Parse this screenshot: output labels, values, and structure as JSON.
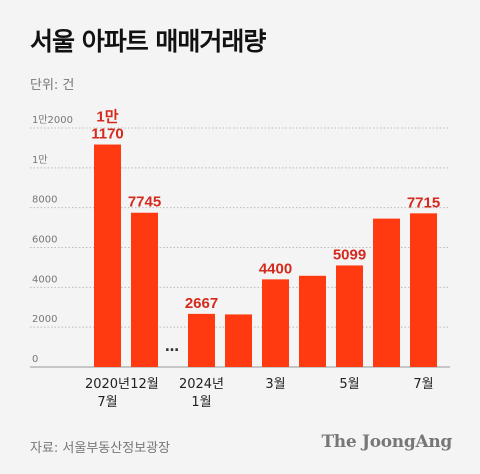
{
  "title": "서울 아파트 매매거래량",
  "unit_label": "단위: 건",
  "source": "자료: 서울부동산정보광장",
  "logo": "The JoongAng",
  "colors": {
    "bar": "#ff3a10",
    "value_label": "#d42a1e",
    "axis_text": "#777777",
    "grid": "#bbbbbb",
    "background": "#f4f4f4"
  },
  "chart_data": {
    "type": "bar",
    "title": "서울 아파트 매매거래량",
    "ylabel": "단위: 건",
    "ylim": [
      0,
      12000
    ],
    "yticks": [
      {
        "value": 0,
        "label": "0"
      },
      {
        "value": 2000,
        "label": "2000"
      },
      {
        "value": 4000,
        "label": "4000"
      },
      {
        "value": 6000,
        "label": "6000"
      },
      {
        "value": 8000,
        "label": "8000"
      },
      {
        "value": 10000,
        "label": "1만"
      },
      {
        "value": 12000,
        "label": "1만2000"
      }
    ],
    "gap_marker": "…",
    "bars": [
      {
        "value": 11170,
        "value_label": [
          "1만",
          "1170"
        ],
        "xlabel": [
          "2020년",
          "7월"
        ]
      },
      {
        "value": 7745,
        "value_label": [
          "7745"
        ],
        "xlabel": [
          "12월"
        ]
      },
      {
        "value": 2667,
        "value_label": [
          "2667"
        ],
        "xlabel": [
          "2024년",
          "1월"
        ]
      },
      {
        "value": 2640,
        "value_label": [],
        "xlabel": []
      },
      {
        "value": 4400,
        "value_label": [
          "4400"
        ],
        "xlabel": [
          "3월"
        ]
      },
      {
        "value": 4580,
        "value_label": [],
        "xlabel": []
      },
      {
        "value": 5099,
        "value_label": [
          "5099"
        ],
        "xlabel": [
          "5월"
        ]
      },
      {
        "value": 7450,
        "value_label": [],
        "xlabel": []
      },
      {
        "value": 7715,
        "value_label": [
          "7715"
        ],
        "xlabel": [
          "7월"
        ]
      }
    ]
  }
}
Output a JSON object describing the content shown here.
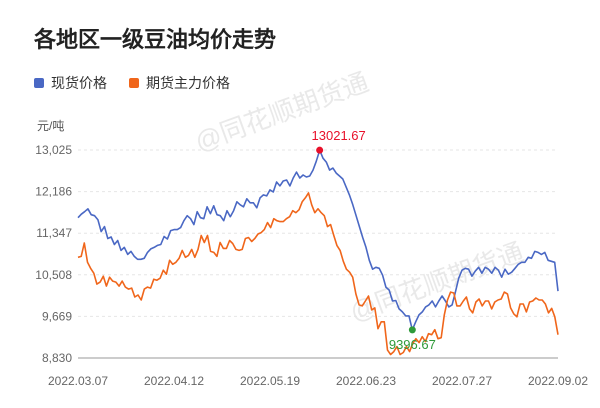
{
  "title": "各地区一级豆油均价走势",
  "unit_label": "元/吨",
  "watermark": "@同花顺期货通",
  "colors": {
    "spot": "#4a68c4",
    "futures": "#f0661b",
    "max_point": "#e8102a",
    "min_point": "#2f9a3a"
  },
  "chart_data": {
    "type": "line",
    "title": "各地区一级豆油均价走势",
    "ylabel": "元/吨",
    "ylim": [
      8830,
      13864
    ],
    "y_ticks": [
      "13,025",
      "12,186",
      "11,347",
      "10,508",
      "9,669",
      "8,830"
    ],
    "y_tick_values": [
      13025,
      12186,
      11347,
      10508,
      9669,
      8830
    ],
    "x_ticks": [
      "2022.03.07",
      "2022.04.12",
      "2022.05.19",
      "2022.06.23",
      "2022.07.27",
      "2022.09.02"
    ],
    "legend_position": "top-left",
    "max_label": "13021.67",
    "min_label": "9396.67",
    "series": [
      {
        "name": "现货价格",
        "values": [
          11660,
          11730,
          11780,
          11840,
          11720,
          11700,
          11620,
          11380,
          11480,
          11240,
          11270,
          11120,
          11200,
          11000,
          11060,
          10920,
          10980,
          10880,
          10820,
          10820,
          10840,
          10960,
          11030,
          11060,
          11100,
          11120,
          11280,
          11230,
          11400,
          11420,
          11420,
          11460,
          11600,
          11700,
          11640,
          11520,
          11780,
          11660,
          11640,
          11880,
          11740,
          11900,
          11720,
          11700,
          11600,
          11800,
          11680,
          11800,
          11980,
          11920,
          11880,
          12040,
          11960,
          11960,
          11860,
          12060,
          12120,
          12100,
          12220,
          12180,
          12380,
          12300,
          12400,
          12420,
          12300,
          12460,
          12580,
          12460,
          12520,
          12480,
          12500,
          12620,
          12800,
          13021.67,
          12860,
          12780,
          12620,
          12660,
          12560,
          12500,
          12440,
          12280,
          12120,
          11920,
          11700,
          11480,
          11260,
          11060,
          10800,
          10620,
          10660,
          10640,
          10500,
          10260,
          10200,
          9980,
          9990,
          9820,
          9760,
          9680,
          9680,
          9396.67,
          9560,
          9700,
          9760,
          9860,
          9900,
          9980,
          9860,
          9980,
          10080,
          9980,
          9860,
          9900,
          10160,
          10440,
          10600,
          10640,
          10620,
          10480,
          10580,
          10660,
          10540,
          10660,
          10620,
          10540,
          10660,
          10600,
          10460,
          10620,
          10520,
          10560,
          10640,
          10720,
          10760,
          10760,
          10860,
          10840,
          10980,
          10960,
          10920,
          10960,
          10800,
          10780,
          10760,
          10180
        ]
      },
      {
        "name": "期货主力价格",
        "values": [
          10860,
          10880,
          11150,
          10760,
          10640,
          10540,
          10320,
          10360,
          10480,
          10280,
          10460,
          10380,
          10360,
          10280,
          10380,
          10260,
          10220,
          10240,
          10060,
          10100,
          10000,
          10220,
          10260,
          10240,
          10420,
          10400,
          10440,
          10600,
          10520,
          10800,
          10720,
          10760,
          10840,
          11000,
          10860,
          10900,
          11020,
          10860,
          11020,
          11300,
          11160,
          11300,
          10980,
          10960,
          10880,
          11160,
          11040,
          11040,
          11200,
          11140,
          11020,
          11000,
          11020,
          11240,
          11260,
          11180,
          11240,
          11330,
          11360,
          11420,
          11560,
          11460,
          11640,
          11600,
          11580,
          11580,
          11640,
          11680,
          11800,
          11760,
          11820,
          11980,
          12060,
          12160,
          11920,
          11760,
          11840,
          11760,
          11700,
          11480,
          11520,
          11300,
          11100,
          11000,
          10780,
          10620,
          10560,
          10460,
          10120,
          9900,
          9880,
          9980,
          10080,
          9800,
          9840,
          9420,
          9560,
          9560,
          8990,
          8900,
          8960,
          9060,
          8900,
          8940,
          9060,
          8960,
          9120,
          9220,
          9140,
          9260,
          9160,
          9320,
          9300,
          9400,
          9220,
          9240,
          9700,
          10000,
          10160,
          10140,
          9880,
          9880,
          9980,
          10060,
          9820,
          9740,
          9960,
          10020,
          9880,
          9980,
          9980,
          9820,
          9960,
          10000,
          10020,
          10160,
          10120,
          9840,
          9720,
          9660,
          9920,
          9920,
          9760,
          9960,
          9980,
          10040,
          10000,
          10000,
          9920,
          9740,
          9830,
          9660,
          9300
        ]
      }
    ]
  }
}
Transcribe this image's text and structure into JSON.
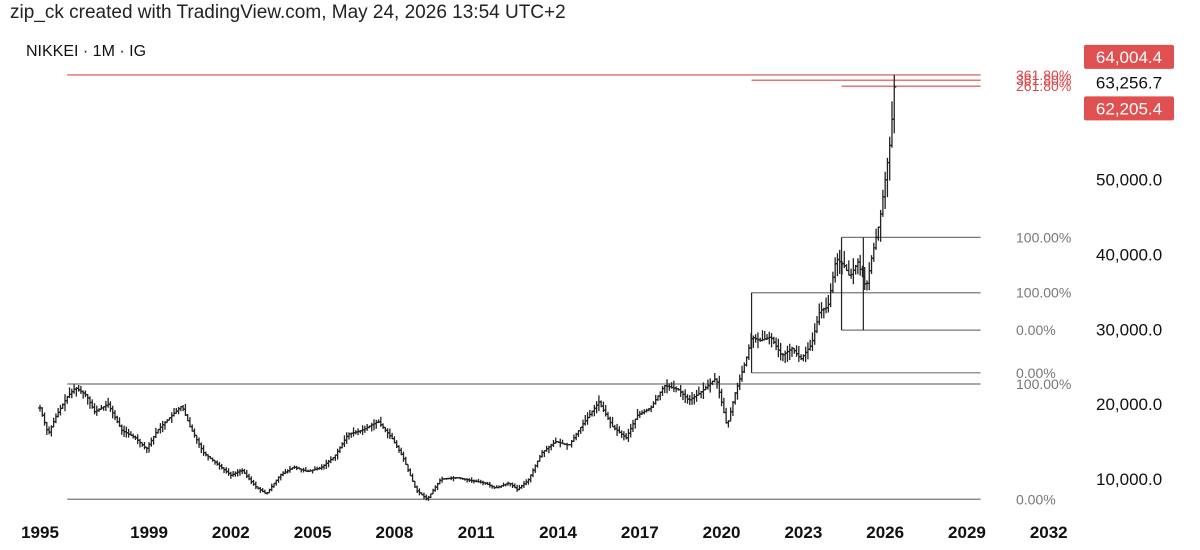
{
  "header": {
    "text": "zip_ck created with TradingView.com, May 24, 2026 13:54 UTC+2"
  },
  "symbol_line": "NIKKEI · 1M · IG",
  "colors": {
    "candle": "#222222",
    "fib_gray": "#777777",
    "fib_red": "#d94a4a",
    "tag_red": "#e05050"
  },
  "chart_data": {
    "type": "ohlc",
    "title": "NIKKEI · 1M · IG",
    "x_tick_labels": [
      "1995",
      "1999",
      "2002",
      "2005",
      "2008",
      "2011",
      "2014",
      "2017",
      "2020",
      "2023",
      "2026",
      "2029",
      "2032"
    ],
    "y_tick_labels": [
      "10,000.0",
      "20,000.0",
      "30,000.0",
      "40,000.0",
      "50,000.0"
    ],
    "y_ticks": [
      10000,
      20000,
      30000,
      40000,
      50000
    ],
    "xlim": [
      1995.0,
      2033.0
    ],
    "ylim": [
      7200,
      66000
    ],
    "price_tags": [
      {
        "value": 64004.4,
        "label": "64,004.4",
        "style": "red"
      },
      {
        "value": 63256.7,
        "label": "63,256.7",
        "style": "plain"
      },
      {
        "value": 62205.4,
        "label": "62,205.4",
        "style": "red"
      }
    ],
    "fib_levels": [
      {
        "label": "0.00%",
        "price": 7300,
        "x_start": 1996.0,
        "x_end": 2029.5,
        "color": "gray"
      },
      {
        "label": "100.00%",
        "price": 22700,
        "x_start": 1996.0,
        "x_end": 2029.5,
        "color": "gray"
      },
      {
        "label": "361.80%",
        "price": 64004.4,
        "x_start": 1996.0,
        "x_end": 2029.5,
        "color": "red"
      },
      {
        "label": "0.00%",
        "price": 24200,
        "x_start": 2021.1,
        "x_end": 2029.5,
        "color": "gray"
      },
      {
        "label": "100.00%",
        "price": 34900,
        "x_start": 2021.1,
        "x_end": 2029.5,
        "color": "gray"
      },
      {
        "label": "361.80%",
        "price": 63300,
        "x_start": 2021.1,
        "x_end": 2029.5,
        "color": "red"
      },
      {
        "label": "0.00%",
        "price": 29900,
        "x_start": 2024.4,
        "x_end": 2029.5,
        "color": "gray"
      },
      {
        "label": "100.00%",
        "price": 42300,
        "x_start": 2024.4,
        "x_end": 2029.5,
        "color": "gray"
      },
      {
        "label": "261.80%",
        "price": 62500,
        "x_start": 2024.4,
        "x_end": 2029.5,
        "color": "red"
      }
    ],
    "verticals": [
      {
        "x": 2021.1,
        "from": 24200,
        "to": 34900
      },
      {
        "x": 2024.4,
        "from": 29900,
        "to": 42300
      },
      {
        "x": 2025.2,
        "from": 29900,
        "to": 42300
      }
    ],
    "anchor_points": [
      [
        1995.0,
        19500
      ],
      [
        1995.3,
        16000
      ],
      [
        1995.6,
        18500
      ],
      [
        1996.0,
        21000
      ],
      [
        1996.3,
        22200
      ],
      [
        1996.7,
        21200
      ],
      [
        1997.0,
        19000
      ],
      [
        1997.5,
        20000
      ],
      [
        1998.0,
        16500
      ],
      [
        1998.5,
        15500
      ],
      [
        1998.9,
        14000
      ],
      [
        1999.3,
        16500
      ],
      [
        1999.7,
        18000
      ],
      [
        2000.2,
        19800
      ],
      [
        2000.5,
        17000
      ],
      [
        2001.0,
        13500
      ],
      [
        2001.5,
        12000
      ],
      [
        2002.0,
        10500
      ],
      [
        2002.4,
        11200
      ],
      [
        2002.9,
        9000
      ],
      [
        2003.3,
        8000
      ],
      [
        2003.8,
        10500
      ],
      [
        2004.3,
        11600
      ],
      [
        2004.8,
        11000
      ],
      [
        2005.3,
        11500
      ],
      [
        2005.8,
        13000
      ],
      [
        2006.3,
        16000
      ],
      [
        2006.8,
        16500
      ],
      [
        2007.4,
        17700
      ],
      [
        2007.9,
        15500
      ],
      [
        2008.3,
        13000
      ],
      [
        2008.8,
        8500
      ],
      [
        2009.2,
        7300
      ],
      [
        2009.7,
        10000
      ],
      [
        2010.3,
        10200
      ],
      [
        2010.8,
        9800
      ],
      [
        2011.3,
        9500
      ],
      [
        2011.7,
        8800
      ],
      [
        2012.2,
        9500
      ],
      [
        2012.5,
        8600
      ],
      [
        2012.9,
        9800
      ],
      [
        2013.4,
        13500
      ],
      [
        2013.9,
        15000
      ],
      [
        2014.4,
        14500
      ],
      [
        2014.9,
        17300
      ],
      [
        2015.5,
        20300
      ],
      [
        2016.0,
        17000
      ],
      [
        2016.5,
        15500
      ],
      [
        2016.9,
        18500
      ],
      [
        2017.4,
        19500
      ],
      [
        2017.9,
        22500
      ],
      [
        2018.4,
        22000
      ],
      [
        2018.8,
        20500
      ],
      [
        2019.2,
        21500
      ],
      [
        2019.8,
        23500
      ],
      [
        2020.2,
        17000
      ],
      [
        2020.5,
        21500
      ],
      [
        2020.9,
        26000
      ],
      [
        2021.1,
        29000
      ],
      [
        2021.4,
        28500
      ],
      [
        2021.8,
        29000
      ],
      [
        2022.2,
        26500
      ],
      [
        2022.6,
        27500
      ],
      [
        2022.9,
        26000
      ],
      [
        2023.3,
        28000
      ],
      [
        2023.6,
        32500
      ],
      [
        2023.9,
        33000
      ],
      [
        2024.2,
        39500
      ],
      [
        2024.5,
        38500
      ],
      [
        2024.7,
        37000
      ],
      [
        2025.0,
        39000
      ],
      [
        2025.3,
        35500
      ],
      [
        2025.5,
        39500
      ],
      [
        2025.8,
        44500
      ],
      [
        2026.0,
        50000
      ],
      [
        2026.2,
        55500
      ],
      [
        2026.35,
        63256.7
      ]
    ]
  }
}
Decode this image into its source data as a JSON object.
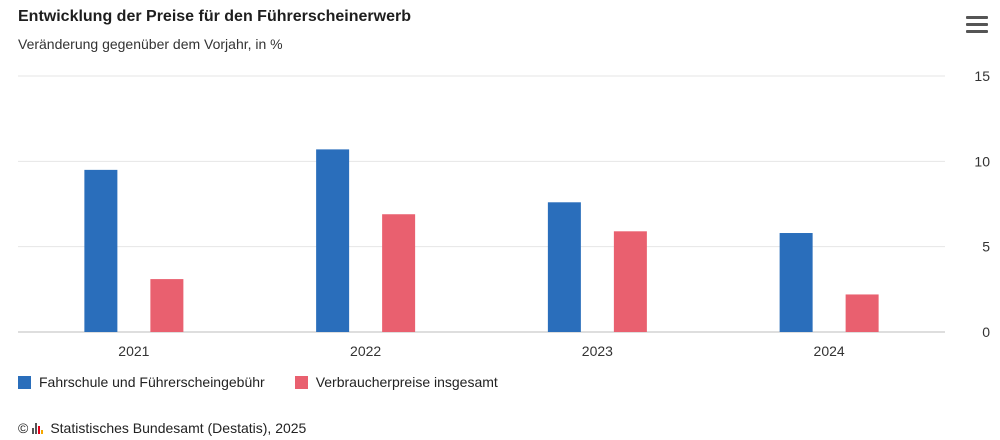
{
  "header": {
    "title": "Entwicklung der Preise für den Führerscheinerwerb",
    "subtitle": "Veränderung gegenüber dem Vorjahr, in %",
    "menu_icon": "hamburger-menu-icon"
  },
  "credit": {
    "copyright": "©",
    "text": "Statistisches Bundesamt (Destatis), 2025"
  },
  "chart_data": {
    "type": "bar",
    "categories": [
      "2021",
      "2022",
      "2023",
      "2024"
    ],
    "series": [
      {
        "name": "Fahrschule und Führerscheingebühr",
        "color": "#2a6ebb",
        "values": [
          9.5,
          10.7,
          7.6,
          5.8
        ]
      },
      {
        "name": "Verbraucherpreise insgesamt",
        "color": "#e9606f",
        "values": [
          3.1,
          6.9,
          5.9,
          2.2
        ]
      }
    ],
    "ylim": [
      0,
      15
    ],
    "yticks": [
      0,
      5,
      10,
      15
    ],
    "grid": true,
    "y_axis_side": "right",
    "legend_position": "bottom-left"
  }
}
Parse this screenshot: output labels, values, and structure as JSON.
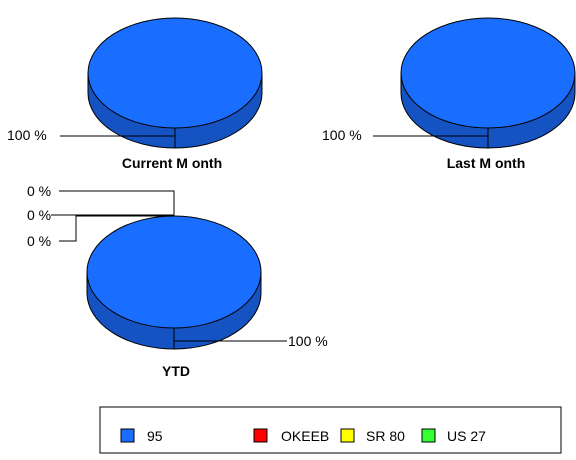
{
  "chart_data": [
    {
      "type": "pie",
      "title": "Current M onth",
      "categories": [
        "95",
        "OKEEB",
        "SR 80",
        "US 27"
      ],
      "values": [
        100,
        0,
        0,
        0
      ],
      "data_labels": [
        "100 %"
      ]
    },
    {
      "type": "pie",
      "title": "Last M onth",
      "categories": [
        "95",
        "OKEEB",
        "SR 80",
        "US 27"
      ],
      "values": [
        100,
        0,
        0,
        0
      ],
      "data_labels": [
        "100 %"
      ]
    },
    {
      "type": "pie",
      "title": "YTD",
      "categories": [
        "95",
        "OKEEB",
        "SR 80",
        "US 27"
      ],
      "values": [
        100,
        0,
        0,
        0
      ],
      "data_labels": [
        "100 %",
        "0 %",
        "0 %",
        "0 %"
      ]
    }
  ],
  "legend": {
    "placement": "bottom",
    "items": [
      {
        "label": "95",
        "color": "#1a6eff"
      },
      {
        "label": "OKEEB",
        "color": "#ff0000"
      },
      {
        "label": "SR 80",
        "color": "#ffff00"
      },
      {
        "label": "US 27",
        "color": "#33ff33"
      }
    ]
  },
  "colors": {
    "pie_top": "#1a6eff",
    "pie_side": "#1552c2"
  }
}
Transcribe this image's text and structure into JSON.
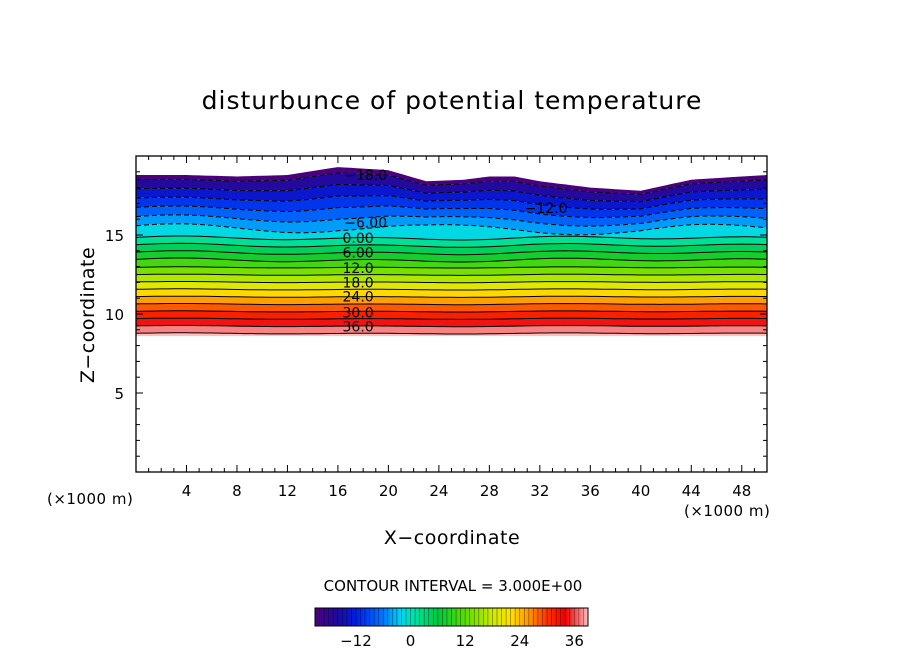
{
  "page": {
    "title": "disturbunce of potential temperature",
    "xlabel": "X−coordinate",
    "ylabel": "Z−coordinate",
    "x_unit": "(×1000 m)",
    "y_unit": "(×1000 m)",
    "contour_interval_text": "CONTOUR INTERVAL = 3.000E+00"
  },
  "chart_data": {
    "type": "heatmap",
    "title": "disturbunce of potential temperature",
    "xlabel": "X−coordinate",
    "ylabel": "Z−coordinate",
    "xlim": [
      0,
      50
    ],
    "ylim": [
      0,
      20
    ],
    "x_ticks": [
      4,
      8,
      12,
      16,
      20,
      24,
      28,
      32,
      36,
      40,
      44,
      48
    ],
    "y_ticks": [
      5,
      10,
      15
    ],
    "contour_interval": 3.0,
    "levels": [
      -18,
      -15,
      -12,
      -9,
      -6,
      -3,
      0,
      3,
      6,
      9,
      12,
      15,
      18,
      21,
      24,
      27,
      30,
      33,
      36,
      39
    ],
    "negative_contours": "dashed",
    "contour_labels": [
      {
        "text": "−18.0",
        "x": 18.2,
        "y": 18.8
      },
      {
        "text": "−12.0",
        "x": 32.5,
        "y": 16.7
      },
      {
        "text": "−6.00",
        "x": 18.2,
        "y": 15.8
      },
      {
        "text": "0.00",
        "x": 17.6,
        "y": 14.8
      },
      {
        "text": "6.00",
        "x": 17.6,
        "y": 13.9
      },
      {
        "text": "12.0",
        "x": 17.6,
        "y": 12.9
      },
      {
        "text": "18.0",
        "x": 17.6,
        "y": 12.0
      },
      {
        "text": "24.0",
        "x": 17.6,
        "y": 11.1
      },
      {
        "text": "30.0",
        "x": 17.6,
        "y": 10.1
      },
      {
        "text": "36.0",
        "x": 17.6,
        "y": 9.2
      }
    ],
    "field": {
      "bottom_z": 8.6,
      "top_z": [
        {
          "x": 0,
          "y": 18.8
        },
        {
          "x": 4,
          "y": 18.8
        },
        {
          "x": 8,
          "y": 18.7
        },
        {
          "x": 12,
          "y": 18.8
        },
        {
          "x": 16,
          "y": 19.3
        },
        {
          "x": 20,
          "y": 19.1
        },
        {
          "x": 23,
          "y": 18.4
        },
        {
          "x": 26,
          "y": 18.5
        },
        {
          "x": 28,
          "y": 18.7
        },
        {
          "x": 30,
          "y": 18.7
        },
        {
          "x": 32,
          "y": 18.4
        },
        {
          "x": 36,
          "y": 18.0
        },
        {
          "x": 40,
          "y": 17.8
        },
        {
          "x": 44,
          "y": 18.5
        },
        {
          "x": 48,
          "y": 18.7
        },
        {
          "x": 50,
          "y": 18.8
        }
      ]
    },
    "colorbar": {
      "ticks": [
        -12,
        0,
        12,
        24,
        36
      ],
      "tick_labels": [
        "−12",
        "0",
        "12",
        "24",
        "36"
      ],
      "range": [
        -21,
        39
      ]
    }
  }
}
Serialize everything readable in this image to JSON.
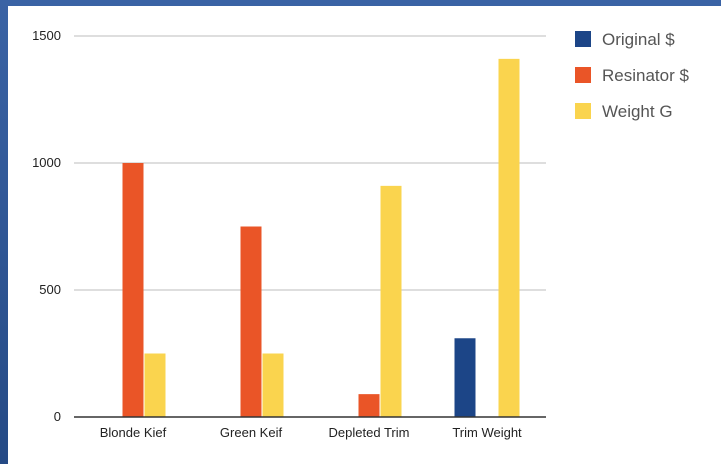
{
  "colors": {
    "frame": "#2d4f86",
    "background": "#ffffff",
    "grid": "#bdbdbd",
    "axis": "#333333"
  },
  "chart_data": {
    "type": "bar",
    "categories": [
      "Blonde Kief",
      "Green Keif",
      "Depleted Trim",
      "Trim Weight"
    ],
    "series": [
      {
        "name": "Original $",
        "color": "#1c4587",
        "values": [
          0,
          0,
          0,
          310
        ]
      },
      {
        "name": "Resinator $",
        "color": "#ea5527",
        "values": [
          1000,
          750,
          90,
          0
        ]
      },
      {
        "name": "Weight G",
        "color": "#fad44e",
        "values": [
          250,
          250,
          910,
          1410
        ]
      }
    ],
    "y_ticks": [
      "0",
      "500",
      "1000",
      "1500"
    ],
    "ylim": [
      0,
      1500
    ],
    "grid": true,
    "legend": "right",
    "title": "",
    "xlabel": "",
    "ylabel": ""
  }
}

WRITTEN EXERCISE: The answer is a single number: how many lines include the word "JSON"?

WRITTEN SOLUTION: 7